>> BEGIN
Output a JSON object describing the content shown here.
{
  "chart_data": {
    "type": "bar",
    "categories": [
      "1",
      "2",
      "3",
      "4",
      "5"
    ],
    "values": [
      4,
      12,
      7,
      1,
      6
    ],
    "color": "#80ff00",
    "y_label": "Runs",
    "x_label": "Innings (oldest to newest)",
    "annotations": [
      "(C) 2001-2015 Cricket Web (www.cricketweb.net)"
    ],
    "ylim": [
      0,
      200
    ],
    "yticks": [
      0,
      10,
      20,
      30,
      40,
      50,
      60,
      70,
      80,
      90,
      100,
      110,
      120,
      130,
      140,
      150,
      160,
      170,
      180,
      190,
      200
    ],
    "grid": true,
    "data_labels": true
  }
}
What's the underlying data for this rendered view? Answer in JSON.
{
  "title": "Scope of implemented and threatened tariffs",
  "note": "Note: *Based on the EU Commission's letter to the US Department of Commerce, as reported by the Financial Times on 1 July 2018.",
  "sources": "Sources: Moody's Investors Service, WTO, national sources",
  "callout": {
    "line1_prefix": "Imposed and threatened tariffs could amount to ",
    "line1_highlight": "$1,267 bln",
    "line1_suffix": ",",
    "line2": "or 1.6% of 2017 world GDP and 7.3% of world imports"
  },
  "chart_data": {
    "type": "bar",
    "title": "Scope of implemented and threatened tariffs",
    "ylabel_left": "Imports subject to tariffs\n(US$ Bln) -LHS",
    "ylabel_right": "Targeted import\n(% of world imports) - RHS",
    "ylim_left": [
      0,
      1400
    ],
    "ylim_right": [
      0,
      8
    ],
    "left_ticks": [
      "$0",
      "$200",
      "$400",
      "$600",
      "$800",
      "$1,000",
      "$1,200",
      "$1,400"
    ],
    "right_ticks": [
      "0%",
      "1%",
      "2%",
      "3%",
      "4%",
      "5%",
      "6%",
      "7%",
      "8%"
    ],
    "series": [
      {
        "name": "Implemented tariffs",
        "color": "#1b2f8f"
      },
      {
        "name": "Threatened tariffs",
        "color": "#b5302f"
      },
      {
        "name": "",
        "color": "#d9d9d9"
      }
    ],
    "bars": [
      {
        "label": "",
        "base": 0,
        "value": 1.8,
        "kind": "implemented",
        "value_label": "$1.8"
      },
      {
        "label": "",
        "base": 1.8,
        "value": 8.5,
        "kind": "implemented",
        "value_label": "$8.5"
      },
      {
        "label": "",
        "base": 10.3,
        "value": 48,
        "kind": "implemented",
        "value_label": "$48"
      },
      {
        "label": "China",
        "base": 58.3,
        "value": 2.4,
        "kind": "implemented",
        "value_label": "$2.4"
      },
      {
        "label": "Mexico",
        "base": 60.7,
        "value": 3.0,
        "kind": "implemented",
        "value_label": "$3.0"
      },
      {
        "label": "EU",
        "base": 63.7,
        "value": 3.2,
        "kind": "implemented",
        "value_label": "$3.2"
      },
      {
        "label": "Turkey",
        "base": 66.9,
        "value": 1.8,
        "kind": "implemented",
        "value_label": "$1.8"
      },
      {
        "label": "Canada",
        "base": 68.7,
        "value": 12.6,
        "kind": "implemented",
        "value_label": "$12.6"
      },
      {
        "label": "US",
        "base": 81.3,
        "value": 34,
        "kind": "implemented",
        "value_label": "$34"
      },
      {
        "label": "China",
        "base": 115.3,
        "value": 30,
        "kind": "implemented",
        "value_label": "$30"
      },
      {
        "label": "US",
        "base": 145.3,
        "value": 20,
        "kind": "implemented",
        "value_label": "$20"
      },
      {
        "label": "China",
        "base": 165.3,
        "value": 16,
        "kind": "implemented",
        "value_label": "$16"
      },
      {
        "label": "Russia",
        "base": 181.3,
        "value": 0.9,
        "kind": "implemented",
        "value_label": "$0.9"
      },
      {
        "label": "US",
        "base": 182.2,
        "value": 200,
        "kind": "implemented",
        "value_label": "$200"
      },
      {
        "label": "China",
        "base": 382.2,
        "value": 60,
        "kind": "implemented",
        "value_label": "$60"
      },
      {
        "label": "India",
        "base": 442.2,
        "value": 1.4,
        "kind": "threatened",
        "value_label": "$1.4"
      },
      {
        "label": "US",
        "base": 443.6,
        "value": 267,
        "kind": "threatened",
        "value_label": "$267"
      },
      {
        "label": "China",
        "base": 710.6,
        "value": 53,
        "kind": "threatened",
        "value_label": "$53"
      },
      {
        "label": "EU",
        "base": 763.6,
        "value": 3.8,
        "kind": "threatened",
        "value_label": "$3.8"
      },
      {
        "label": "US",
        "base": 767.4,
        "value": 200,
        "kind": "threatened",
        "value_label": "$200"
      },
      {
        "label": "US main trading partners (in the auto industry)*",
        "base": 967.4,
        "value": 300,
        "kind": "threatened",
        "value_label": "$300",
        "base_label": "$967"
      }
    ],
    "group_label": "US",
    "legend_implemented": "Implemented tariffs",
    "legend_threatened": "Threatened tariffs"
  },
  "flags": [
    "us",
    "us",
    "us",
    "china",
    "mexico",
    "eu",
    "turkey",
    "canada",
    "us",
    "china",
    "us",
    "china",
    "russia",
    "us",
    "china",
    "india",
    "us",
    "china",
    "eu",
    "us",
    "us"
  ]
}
>> END
» Job
Print out every record again, exactly and in full.

» Problem solution
Output a JSON object describing the content shown here.
{
  "chart_data": {
    "type": "bar",
    "categories": [
      "1",
      "2",
      "3",
      "4",
      "5"
    ],
    "values": [
      4,
      12,
      7,
      1,
      6
    ],
    "color": "#80ff00",
    "y_label": "Runs",
    "x_label": "Innings (oldest to newest)",
    "annotations": [
      "(C) 2001-2015 Cricket Web (www.cricketweb.net)"
    ],
    "ylim": [
      0,
      200
    ],
    "yticks": [
      0,
      10,
      20,
      30,
      40,
      50,
      60,
      70,
      80,
      90,
      100,
      110,
      120,
      130,
      140,
      150,
      160,
      170,
      180,
      190,
      200
    ],
    "grid": true,
    "data_labels": true
  }
}
What's the underlying data for this rendered view? Answer in JSON.
{
  "title": "Scope of implemented and threatened tariffs",
  "note": "Note: *Based on the EU Commission's letter to the US Department of Commerce, as reported by the Financial Times on 1 July 2018.",
  "sources": "Sources: Moody's Investors Service, WTO, national sources",
  "callout": {
    "line1_prefix": "Imposed and threatened tariffs could amount to ",
    "line1_highlight": "$1,267 bln",
    "line1_suffix": ",",
    "line2": "or 1.6% of 2017 world GDP and 7.3% of world imports"
  },
  "chart_data": {
    "type": "bar",
    "title": "Scope of implemented and threatened tariffs",
    "ylabel_left": "Imports subject to tariffs\n(US$ Bln) -LHS",
    "ylabel_right": "Targeted import\n(% of world imports) - RHS",
    "ylim_left": [
      0,
      1400
    ],
    "ylim_right": [
      0,
      8
    ],
    "left_ticks": [
      "$0",
      "$200",
      "$400",
      "$600",
      "$800",
      "$1,000",
      "$1,200",
      "$1,400"
    ],
    "right_ticks": [
      "0%",
      "1%",
      "2%",
      "3%",
      "4%",
      "5%",
      "6%",
      "7%",
      "8%"
    ],
    "series": [
      {
        "name": "Implemented tariffs",
        "color": "#1b2f8f"
      },
      {
        "name": "Threatened tariffs",
        "color": "#b5302f"
      },
      {
        "name": "",
        "color": "#d9d9d9"
      }
    ],
    "bars": [
      {
        "label": "",
        "base": 0,
        "value": 1.8,
        "kind": "implemented",
        "value_label": "$1.8"
      },
      {
        "label": "",
        "base": 1.8,
        "value": 8.5,
        "kind": "implemented",
        "value_label": "$8.5"
      },
      {
        "label": "",
        "base": 10.3,
        "value": 48,
        "kind": "implemented",
        "value_label": "$48"
      },
      {
        "label": "China",
        "base": 58.3,
        "value": 2.4,
        "kind": "implemented",
        "value_label": "$2.4"
      },
      {
        "label": "Mexico",
        "base": 60.7,
        "value": 3.0,
        "kind": "implemented",
        "value_label": "$3.0"
      },
      {
        "label": "EU",
        "base": 63.7,
        "value": 3.2,
        "kind": "implemented",
        "value_label": "$3.2"
      },
      {
        "label": "Turkey",
        "base": 66.9,
        "value": 1.8,
        "kind": "implemented",
        "value_label": "$1.8"
      },
      {
        "label": "Canada",
        "base": 68.7,
        "value": 12.6,
        "kind": "implemented",
        "value_label": "$12.6"
      },
      {
        "label": "US",
        "base": 81.3,
        "value": 34,
        "kind": "implemented",
        "value_label": "$34"
      },
      {
        "label": "China",
        "base": 115.3,
        "value": 30,
        "kind": "implemented",
        "value_label": "$30"
      },
      {
        "label": "US",
        "base": 145.3,
        "value": 20,
        "kind": "implemented",
        "value_label": "$20"
      },
      {
        "label": "China",
        "base": 165.3,
        "value": 16,
        "kind": "implemented",
        "value_label": "$16"
      },
      {
        "label": "Russia",
        "base": 181.3,
        "value": 0.9,
        "kind": "implemented",
        "value_label": "$0.9"
      },
      {
        "label": "US",
        "base": 182.2,
        "value": 200,
        "kind": "implemented",
        "value_label": "$200"
      },
      {
        "label": "China",
        "base": 382.2,
        "value": 60,
        "kind": "implemented",
        "value_label": "$60"
      },
      {
        "label": "India",
        "base": 442.2,
        "value": 1.4,
        "kind": "threatened",
        "value_label": "$1.4"
      },
      {
        "label": "US",
        "base": 443.6,
        "value": 267,
        "kind": "threatened",
        "value_label": "$267"
      },
      {
        "label": "China",
        "base": 710.6,
        "value": 53,
        "kind": "threatened",
        "value_label": "$53"
      },
      {
        "label": "EU",
        "base": 763.6,
        "value": 3.8,
        "kind": "threatened",
        "value_label": "$3.8"
      },
      {
        "label": "US",
        "base": 767.4,
        "value": 200,
        "kind": "threatened",
        "value_label": "$200"
      },
      {
        "label": "US main trading partners (in the auto industry)*",
        "base": 967.4,
        "value": 300,
        "kind": "threatened",
        "value_label": "$300",
        "base_label": "$967"
      }
    ],
    "group_label": "US",
    "legend_implemented": "Implemented tariffs",
    "legend_threatened": "Threatened tariffs"
  },
  "flags": [
    "us",
    "us",
    "us",
    "china",
    "mexico",
    "eu",
    "turkey",
    "canada",
    "us",
    "china",
    "us",
    "china",
    "russia",
    "us",
    "china",
    "india",
    "us",
    "china",
    "eu",
    "us",
    "us"
  ]
}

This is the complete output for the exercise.